WHAT TO PRODUCE.
Copy the records below exactly, starting at the line that contains "Enumerate this screenshot's" and ending at the line that contains "Serialize everything readable"; leave out any pictures.

Collection entries.
══════════
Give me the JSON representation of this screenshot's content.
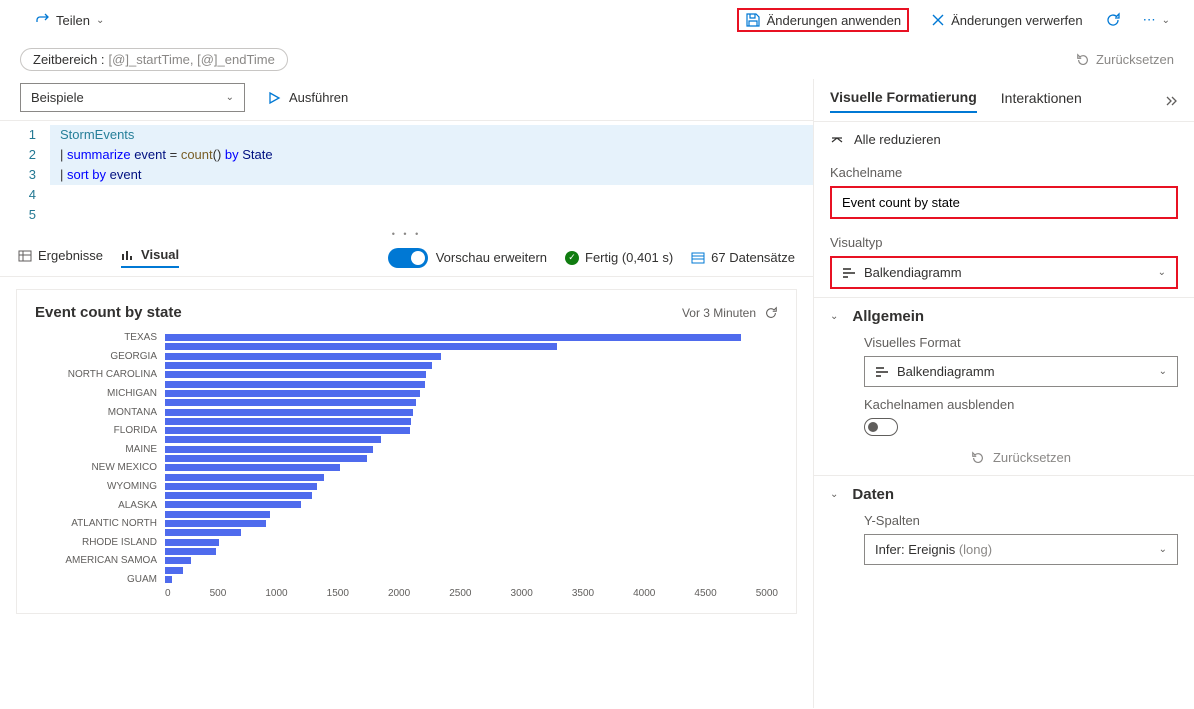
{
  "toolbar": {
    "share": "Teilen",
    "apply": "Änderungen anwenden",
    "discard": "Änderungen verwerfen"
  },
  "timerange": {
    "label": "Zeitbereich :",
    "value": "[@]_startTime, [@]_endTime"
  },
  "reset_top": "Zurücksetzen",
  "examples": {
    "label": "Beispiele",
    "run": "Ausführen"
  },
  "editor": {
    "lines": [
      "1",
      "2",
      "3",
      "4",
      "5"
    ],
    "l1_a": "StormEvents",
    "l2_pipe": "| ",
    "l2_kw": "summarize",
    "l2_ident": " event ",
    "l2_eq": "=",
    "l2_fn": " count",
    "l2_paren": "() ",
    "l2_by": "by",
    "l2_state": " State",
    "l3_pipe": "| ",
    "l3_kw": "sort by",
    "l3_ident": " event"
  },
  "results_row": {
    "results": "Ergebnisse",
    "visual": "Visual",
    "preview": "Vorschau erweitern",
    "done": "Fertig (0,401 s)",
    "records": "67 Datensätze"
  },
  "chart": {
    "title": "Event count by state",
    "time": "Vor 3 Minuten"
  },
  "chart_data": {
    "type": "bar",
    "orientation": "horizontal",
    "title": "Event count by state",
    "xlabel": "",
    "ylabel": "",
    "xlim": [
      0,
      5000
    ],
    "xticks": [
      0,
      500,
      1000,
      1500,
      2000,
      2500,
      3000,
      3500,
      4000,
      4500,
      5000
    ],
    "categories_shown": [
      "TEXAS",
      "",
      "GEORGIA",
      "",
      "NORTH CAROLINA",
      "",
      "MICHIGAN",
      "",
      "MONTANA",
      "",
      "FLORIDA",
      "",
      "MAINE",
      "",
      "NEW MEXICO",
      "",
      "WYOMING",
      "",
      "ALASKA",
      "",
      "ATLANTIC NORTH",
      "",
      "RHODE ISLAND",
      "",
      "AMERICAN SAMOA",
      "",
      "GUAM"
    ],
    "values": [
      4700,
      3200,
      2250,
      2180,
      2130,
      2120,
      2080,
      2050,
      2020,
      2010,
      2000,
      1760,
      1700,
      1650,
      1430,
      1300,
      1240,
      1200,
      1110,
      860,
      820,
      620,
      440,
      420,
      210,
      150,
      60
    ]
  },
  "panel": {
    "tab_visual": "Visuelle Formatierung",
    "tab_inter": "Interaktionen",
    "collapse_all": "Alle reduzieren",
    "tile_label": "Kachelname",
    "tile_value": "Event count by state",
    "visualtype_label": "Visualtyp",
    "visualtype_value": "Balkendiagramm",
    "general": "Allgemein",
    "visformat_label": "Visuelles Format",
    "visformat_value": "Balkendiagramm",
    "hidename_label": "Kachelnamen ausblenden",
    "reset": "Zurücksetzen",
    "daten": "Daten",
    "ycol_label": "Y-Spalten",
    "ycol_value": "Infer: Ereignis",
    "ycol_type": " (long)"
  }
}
══════════
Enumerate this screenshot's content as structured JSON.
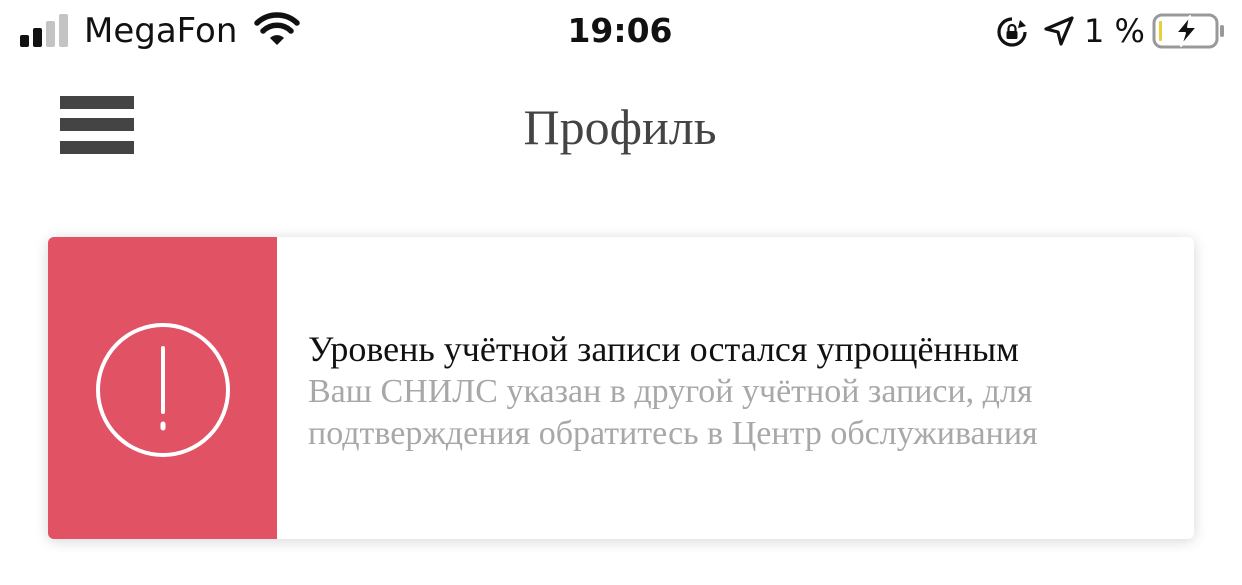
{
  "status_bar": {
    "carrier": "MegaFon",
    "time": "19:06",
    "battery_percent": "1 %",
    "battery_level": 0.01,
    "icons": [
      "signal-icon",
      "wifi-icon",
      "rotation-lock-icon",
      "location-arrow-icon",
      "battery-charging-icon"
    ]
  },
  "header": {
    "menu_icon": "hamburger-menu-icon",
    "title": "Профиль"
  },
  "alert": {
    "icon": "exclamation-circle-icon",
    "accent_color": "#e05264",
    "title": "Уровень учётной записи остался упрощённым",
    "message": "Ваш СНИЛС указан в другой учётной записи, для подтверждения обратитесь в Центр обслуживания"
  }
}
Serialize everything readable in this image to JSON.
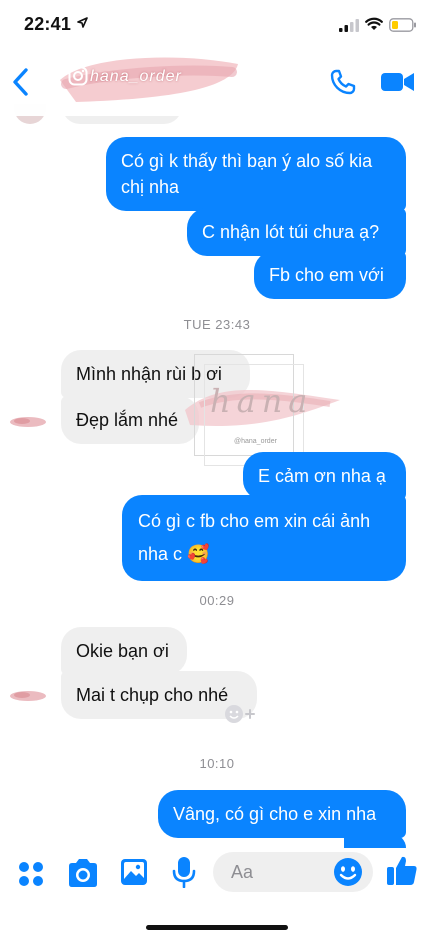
══════════
SOLUTION TO THIS TASK.
Enumerate this screenshot's content as structured JSON.
{
  "status_bar": {
    "carrier": "MegaFon",
    "time": "19:06",
    "battery_percent": "1 %",
    "battery_level": 0.01,
    "icons": [
      "signal-icon",
      "wifi-icon",
      "rotation-lock-icon",
      "location-arrow-icon",
      "battery-charging-icon"
    ]
  },
  "header": {
    "menu_icon": "hamburger-menu-icon",
    "title": "Профиль"
  },
  "alert": {
    "icon": "exclamation-circle-icon",
    "accent_color": "#e05264",
    "title": "Уровень учётной записи остался упрощённым",
    "message": "Ваш СНИЛС указан в другой учётной записи, для подтверждения обратитесь в Центр обслуживания"
  }
}
Serialize everything readable in this image to JSON.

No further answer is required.